Repeat, word for word, the line with "Extract all readable text from this page." and each one after it to the end. No picture goes into the copy.

(Data entries)
_ _ _ _
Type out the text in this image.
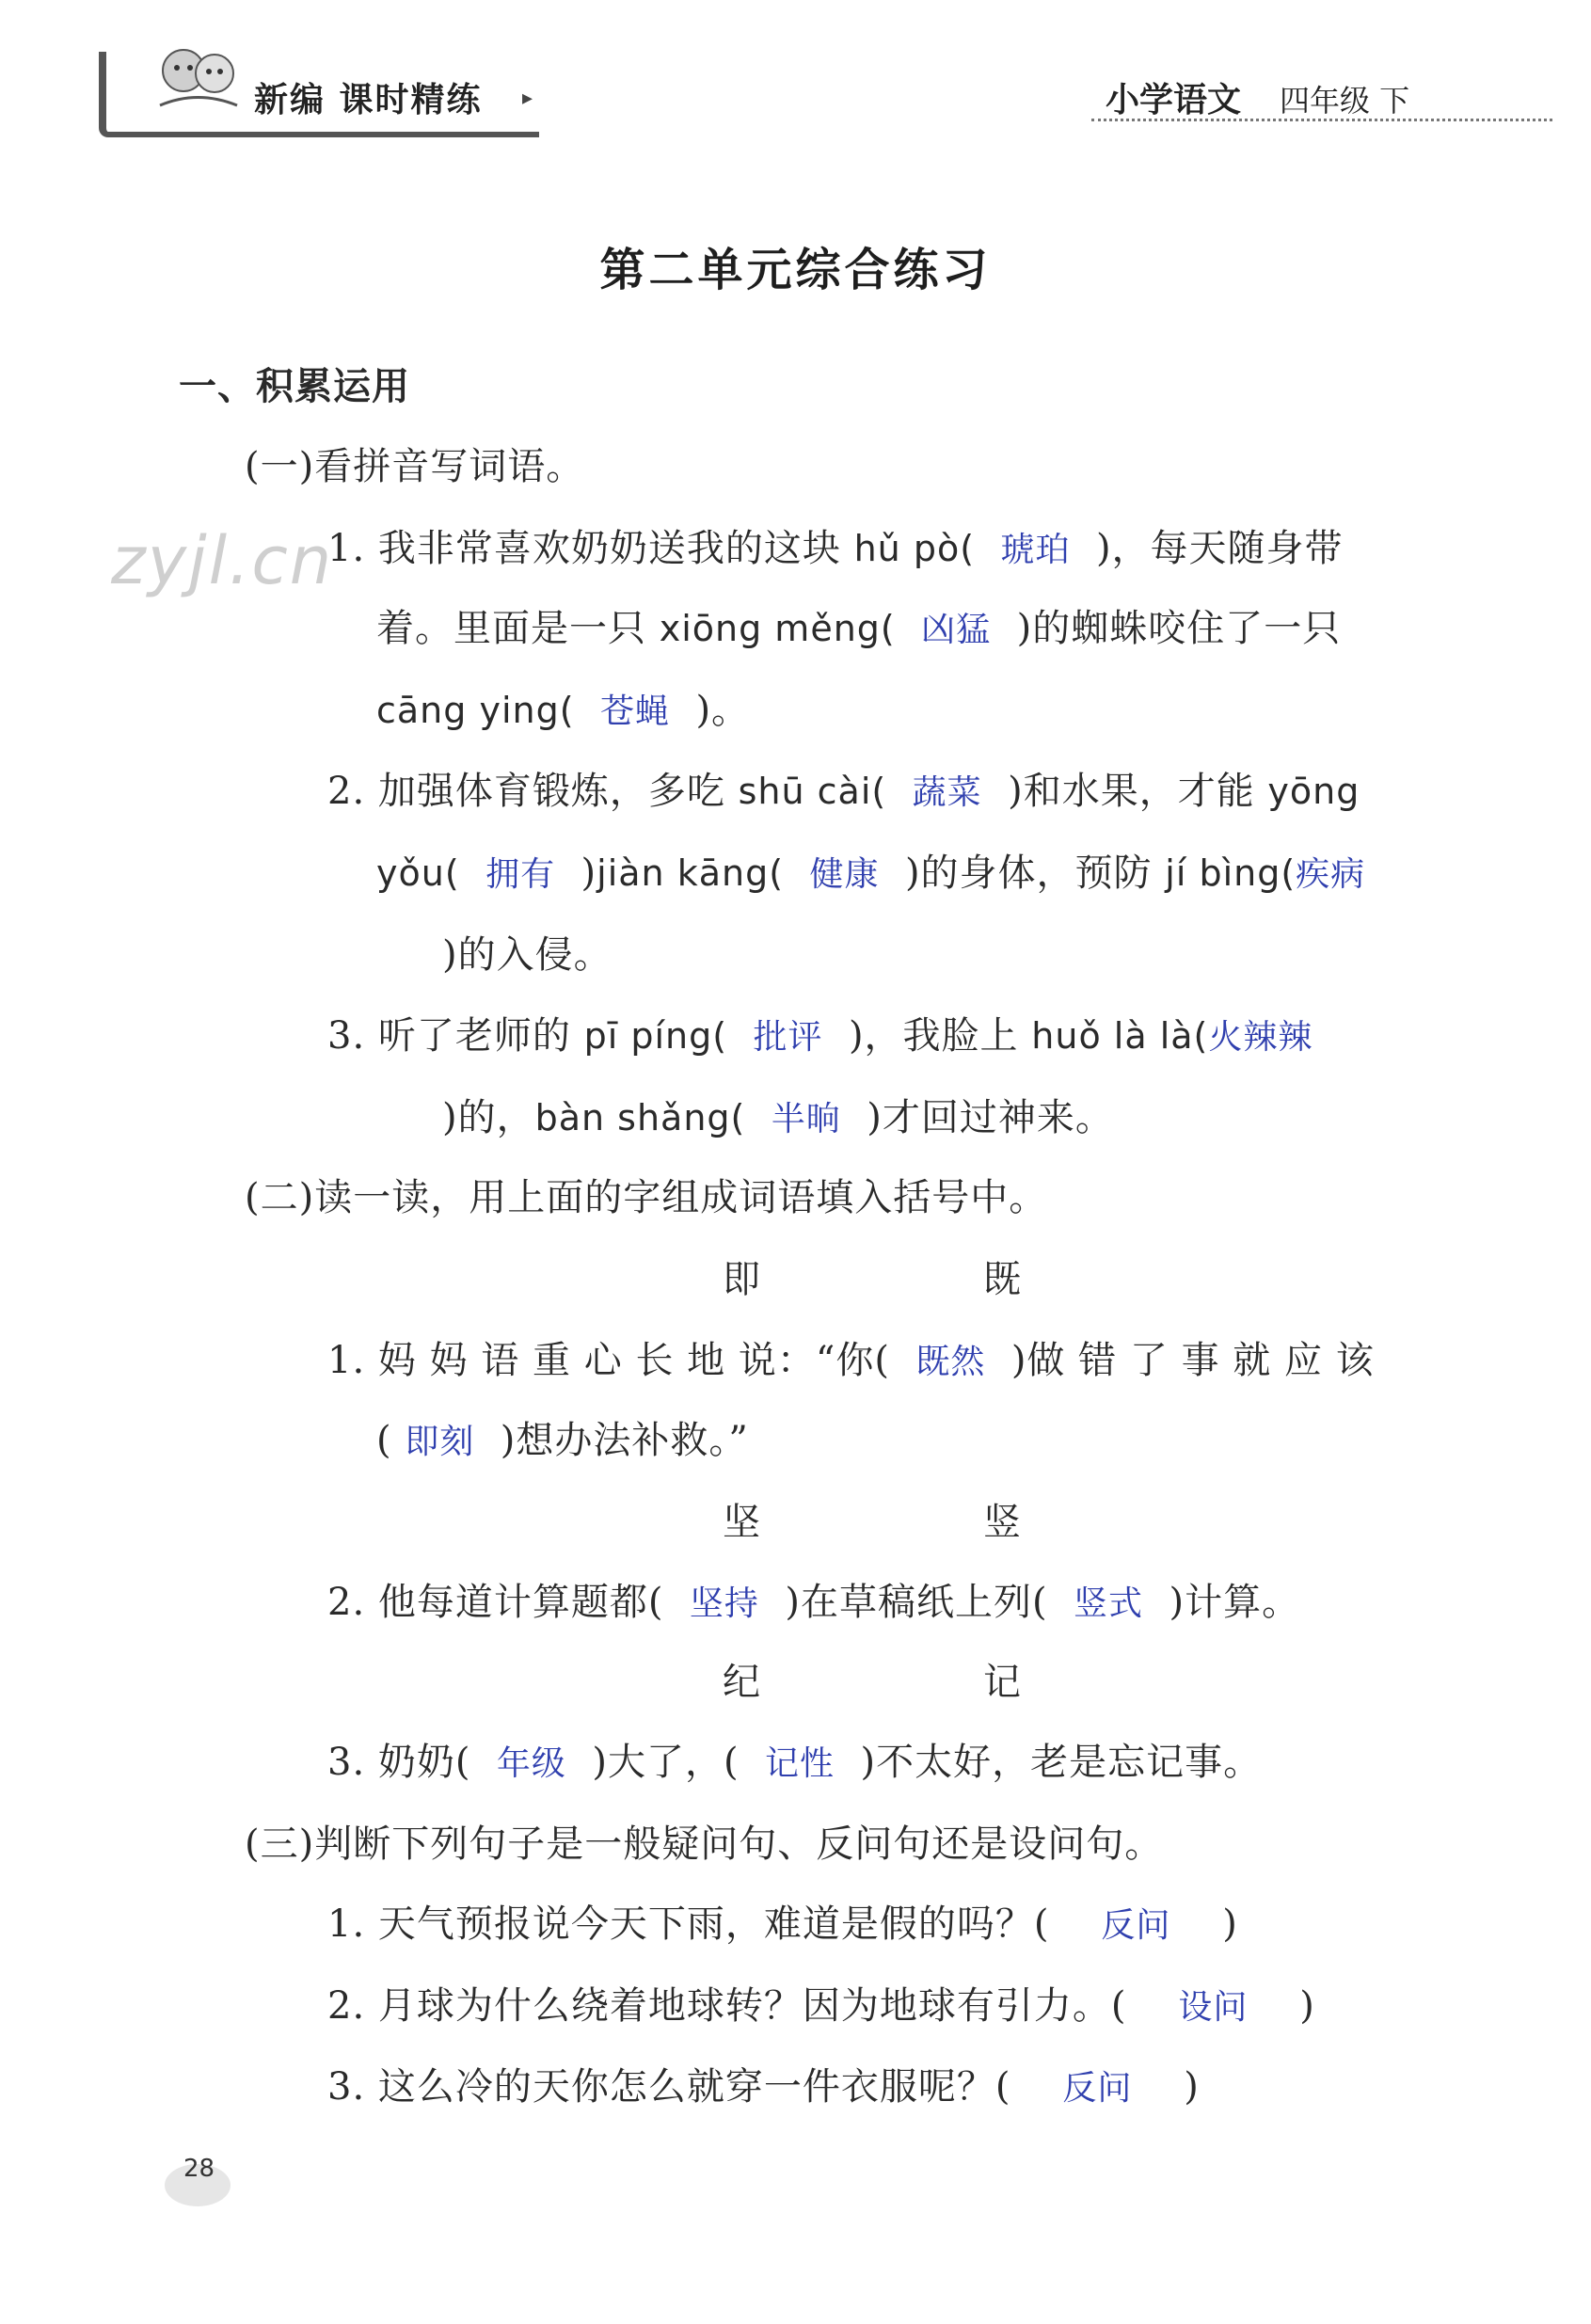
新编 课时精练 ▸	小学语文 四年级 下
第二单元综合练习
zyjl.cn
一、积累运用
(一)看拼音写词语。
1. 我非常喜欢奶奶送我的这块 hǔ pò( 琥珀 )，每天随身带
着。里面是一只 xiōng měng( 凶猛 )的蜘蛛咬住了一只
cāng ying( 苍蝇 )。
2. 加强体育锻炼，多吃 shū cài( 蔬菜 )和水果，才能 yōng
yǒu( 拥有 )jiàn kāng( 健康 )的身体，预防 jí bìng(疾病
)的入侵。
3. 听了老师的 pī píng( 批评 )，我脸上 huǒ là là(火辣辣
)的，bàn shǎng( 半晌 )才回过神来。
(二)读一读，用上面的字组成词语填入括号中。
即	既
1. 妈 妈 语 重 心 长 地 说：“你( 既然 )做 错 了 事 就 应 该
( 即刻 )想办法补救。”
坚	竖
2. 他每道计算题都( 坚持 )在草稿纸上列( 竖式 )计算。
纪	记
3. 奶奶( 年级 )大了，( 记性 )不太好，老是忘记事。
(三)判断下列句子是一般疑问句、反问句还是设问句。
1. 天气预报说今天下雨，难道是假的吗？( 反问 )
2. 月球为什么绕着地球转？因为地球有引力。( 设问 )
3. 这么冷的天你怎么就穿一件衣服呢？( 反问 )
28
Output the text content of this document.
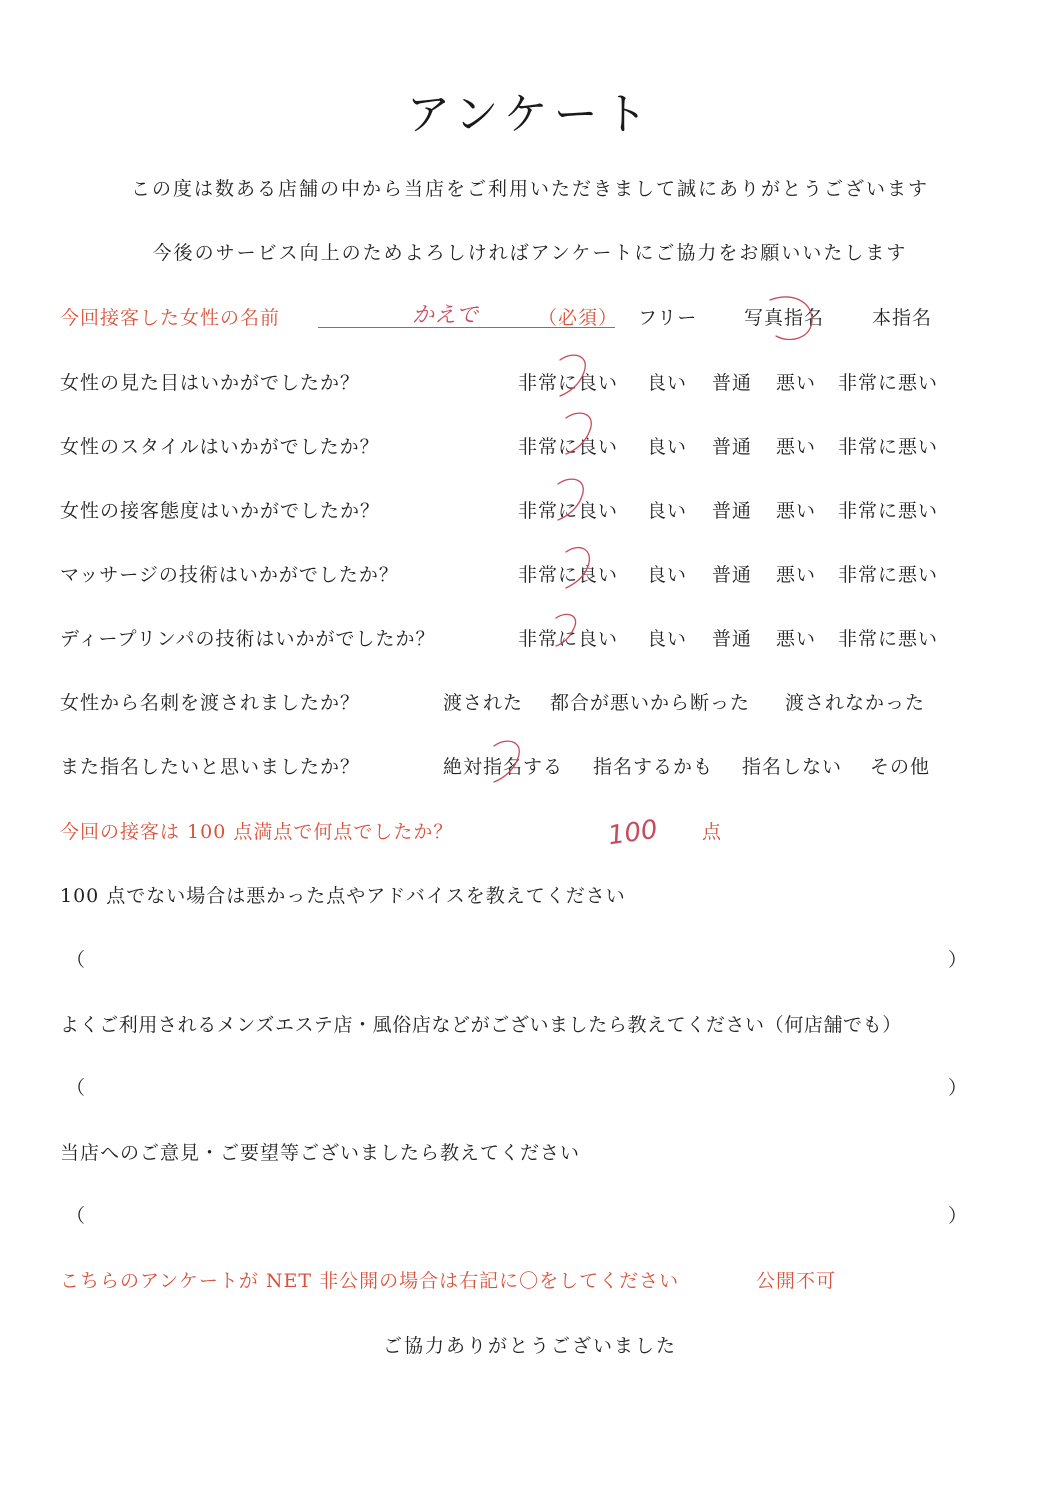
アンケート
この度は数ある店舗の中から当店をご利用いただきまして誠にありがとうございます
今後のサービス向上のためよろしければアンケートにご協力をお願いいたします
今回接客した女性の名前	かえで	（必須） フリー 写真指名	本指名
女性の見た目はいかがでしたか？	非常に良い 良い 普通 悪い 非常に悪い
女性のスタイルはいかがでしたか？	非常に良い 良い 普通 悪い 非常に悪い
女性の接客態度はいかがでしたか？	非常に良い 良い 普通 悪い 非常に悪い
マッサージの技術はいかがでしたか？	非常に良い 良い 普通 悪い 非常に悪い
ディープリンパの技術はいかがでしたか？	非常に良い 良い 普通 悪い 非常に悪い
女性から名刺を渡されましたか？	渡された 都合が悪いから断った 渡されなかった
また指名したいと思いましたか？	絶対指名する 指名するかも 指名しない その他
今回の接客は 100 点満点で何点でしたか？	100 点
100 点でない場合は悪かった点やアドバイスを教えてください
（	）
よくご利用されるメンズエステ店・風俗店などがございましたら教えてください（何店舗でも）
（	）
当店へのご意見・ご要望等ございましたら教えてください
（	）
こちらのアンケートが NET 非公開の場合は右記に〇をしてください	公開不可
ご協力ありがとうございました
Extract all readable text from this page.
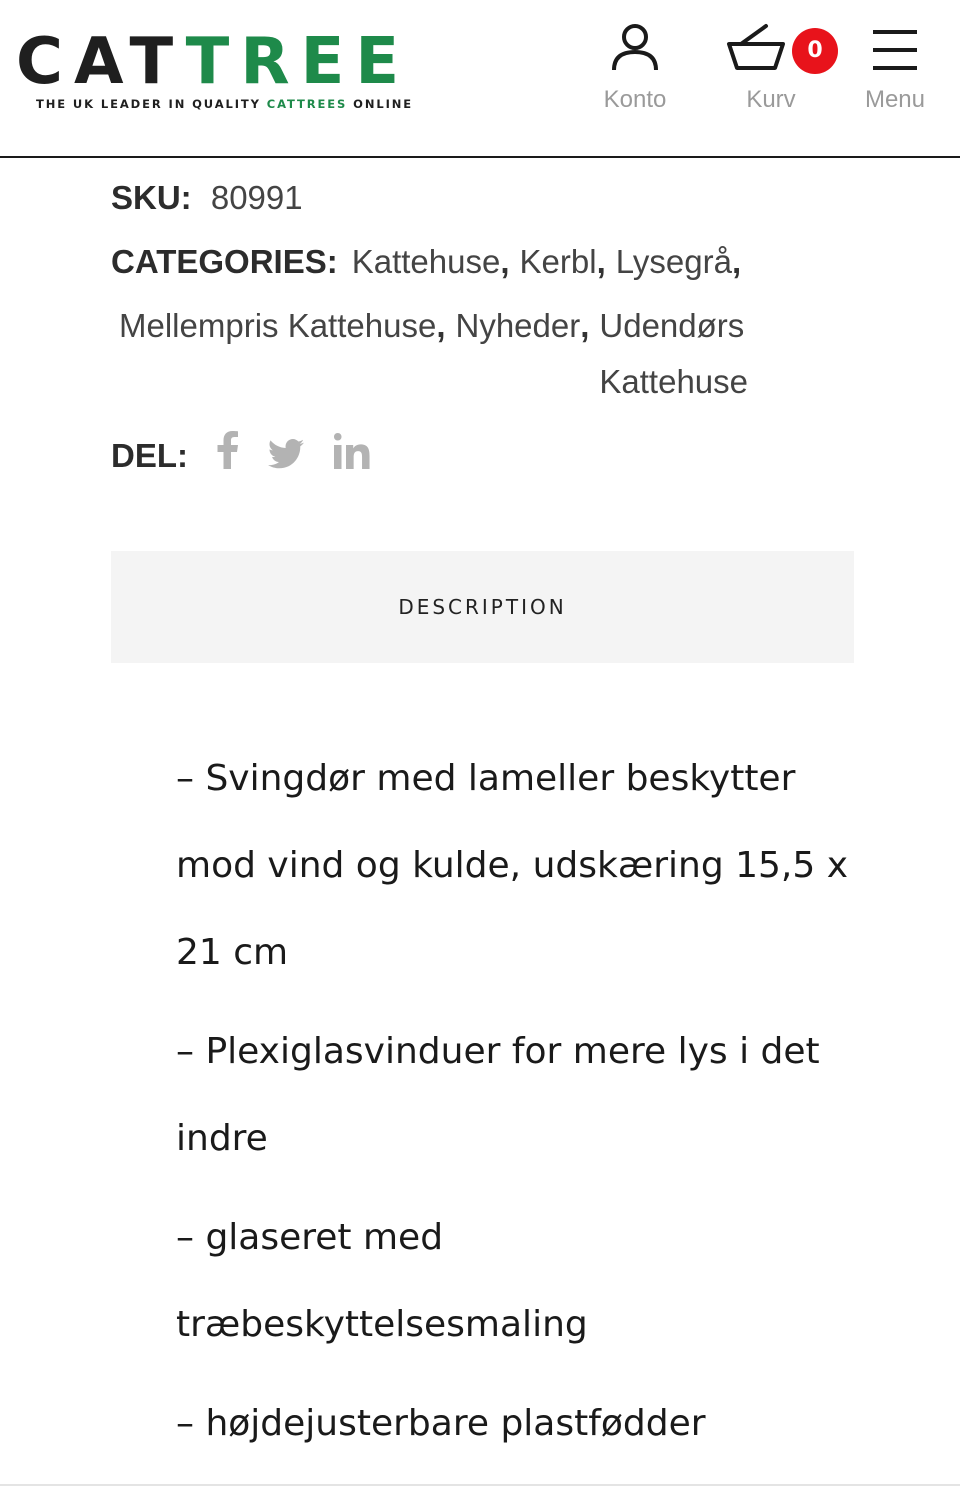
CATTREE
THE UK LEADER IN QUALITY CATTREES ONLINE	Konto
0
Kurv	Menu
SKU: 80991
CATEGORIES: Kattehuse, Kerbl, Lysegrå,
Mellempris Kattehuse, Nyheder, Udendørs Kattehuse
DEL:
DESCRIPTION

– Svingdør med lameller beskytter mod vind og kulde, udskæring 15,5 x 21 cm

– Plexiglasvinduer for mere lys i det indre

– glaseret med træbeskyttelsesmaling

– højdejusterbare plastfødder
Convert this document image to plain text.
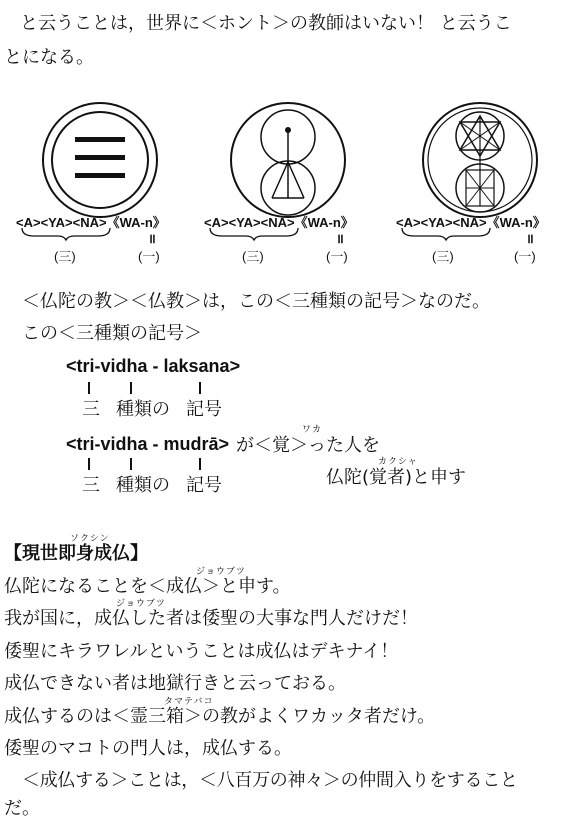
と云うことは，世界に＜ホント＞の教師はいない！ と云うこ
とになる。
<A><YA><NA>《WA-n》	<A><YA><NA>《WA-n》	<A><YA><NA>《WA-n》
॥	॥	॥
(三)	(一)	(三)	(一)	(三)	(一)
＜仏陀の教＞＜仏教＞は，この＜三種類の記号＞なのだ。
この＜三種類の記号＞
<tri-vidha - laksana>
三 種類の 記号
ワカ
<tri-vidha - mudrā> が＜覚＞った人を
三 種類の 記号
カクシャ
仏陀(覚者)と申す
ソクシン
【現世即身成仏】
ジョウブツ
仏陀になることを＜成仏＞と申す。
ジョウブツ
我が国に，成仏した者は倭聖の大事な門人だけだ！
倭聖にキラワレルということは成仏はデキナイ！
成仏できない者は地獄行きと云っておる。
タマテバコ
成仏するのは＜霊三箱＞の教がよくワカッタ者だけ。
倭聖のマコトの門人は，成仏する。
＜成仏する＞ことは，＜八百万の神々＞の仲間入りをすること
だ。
_ _ _ _
- **Full solution**:
Extract all readable text from this page.
CATTREE
THE UK LEADER IN QUALITY CATTREES ONLINE	Konto
0
Kurv	Menu
SKU: 80991
CATEGORIES: Kattehuse, Kerbl, Lysegrå,
Mellempris Kattehuse, Nyheder, Udendørs Kattehuse
DEL:
DESCRIPTION

– Svingdør med lameller beskytter mod vind og kulde, udskæring 15,5 x 21 cm

– Plexiglasvinduer for mere lys i det indre

– glaseret med træbeskyttelsesmaling

– højdejusterbare plastfødder
Convert this document image to plain text.
と云うことは，世界に＜ホント＞の教師はいない！ と云うこ
とになる。
<A><YA><NA>《WA-n》	<A><YA><NA>《WA-n》	<A><YA><NA>《WA-n》
॥	॥	॥
(三)	(一)	(三)	(一)	(三)	(一)
＜仏陀の教＞＜仏教＞は，この＜三種類の記号＞なのだ。
この＜三種類の記号＞
<tri-vidha - laksana>
三 種類の 記号
ワカ
<tri-vidha - mudrā> が＜覚＞った人を
三 種類の 記号
カクシャ
仏陀(覚者)と申す
ソクシン
【現世即身成仏】
ジョウブツ
仏陀になることを＜成仏＞と申す。
ジョウブツ
我が国に，成仏した者は倭聖の大事な門人だけだ！
倭聖にキラワレルということは成仏はデキナイ！
成仏できない者は地獄行きと云っておる。
タマテバコ
成仏するのは＜霊三箱＞の教がよくワカッタ者だけ。
倭聖のマコトの門人は，成仏する。
＜成仏する＞ことは，＜八百万の神々＞の仲間入りをすること
だ。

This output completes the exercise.